• [WRITTEN INSTRUCTION]: Transcribe every entry below word for word, but skip the pictures.
:::::
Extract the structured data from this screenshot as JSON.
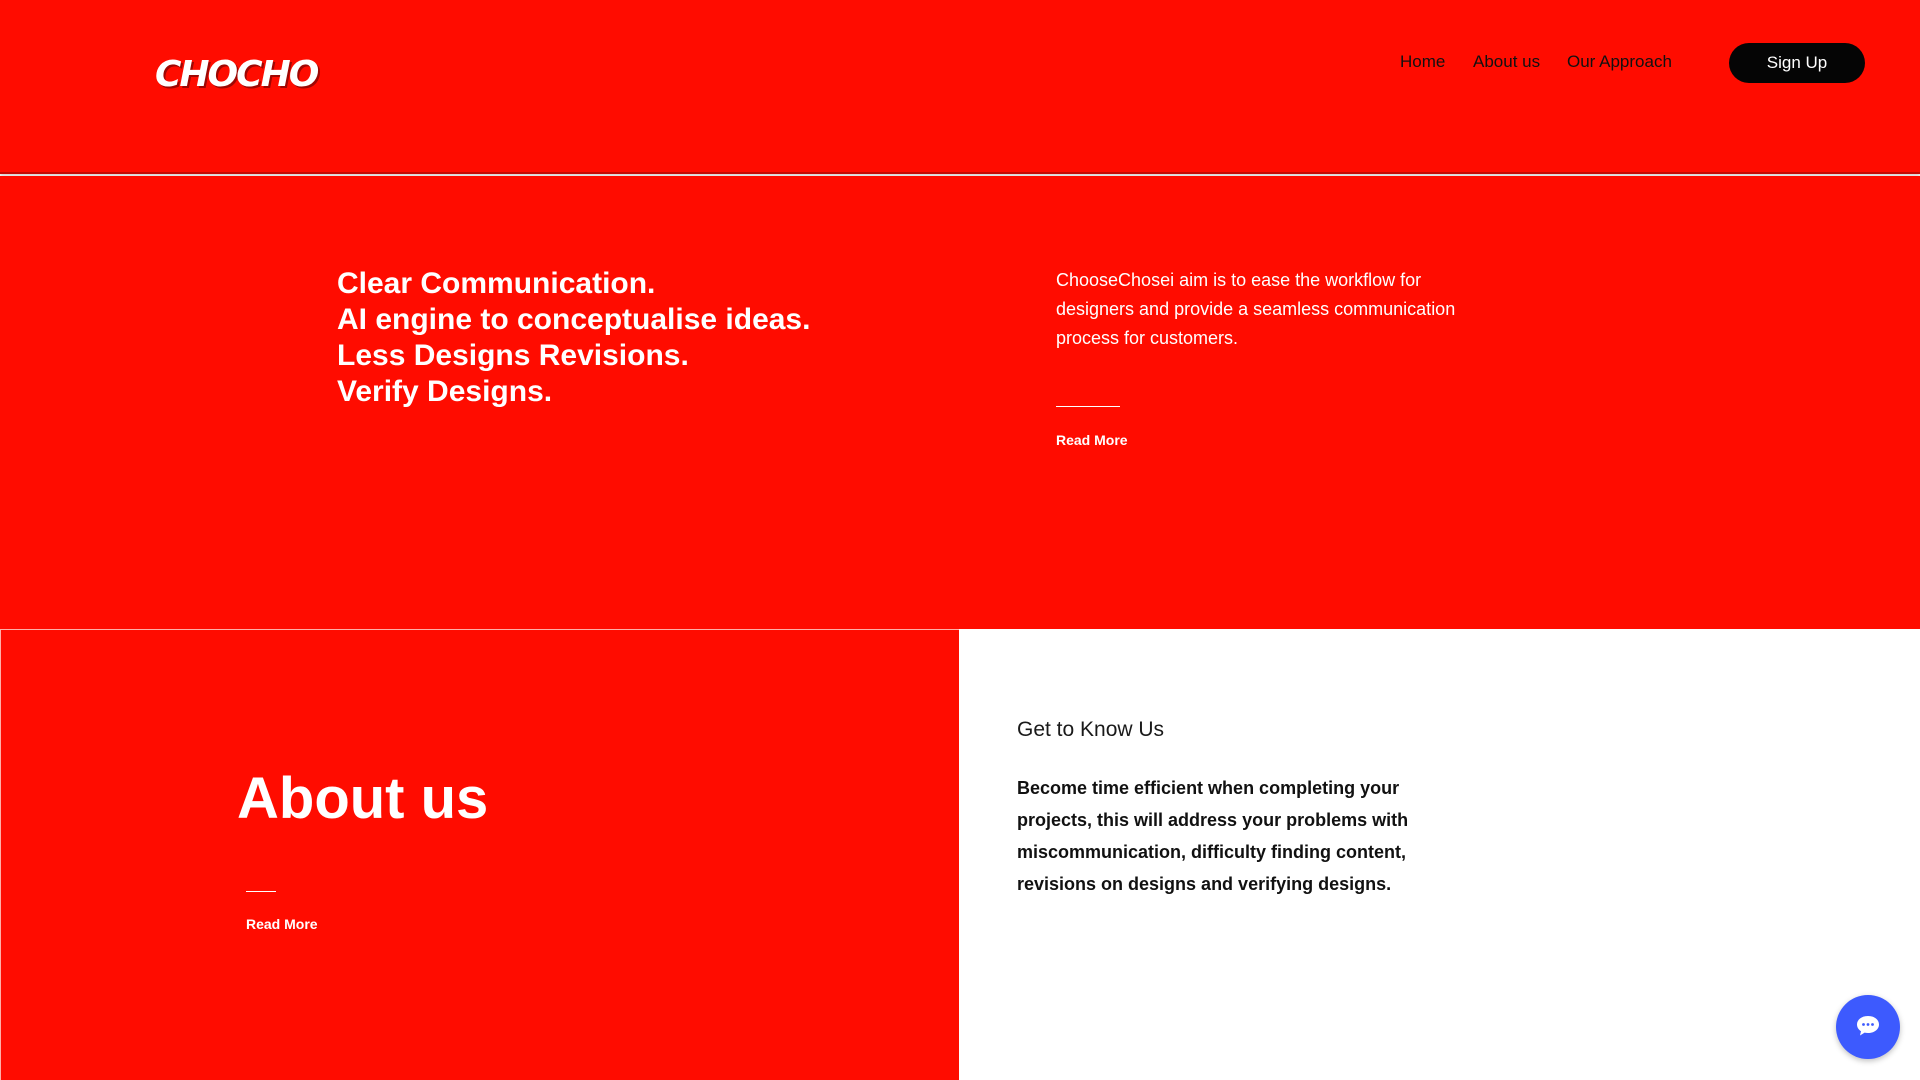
{
  "header": {
    "logo_text": "CHOCHO",
    "nav": [
      {
        "label": "Home"
      },
      {
        "label": "About us"
      },
      {
        "label": "Our Approach"
      }
    ],
    "signup_label": "Sign Up"
  },
  "hero": {
    "lines": [
      "Clear Communication.",
      "AI engine to conceptualise ideas.",
      "Less Designs Revisions.",
      "Verify Designs."
    ],
    "description": "ChooseChosei aim is to ease the workflow for designers and provide a seamless communication process for customers.",
    "read_more_label": "Read More"
  },
  "about": {
    "title": "About us",
    "read_more_label": "Read More",
    "subtitle": "Get to Know Us",
    "body": "Become time efficient when completing your projects, this will address your problems with miscommunication, difficulty finding content, revisions on designs and verifying designs."
  },
  "chat": {
    "icon": "chat-bubble-icon"
  },
  "colors": {
    "brand_red": "#ff0c00",
    "chat_blue": "#3d5afe",
    "button_black": "#050505"
  }
}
:::::
• [EXPECTED ANSWER]:
Extract the structured data from this screenshot as JSON.
{
  "header": {
    "logo_text": "CHOCHO",
    "nav": [
      {
        "label": "Home"
      },
      {
        "label": "About us"
      },
      {
        "label": "Our Approach"
      }
    ],
    "signup_label": "Sign Up"
  },
  "hero": {
    "lines": [
      "Clear Communication.",
      "AI engine to conceptualise ideas.",
      "Less Designs Revisions.",
      "Verify Designs."
    ],
    "description": "ChooseChosei aim is to ease the workflow for designers and provide a seamless communication process for customers.",
    "read_more_label": "Read More"
  },
  "about": {
    "title": "About us",
    "read_more_label": "Read More",
    "subtitle": "Get to Know Us",
    "body": "Become time efficient when completing your projects, this will address your problems with miscommunication, difficulty finding content, revisions on designs and verifying designs."
  },
  "chat": {
    "icon": "chat-bubble-icon"
  },
  "colors": {
    "brand_red": "#ff0c00",
    "chat_blue": "#3d5afe",
    "button_black": "#050505"
  }
}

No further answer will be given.